(Some records)
--- begin ---
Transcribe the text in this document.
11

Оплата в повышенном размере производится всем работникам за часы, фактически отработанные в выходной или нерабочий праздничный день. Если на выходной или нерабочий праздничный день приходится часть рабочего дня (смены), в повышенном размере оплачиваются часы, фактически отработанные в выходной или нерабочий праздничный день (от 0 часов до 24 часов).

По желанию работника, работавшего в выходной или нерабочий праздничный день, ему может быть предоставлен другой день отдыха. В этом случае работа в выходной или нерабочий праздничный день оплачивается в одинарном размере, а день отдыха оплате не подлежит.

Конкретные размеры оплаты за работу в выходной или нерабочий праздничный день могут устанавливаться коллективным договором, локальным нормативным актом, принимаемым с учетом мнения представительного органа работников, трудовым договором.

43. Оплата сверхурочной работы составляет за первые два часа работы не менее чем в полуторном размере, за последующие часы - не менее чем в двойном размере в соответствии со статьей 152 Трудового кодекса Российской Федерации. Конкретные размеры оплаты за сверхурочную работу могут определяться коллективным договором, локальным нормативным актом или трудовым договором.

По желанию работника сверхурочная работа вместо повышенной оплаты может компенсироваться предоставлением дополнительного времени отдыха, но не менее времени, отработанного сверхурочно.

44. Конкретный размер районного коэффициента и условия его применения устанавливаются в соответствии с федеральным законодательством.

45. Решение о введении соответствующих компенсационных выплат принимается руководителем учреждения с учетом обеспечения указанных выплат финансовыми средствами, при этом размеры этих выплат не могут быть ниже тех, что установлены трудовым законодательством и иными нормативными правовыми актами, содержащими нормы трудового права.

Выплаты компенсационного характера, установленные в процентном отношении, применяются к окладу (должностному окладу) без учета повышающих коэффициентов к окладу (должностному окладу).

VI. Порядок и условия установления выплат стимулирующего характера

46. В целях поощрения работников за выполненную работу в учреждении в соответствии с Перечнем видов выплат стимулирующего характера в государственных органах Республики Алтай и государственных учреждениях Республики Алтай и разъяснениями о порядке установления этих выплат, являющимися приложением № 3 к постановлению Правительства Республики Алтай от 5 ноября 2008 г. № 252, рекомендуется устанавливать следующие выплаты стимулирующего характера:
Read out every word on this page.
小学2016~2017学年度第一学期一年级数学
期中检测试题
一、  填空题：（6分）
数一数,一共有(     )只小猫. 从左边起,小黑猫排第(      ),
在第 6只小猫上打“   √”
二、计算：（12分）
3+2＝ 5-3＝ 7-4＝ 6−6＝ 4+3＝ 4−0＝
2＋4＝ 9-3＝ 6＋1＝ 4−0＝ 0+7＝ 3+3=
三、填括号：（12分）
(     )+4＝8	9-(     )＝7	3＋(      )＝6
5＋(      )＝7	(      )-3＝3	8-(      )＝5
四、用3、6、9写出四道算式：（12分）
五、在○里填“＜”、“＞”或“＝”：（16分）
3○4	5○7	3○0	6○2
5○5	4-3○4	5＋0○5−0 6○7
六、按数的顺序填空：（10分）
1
--- end ---
SET TASK:
Using the listing above, return all lines where the word "this" occurs.

EXERCISE RESULT:
Transcribe the text in this document.
Read out every word on this page.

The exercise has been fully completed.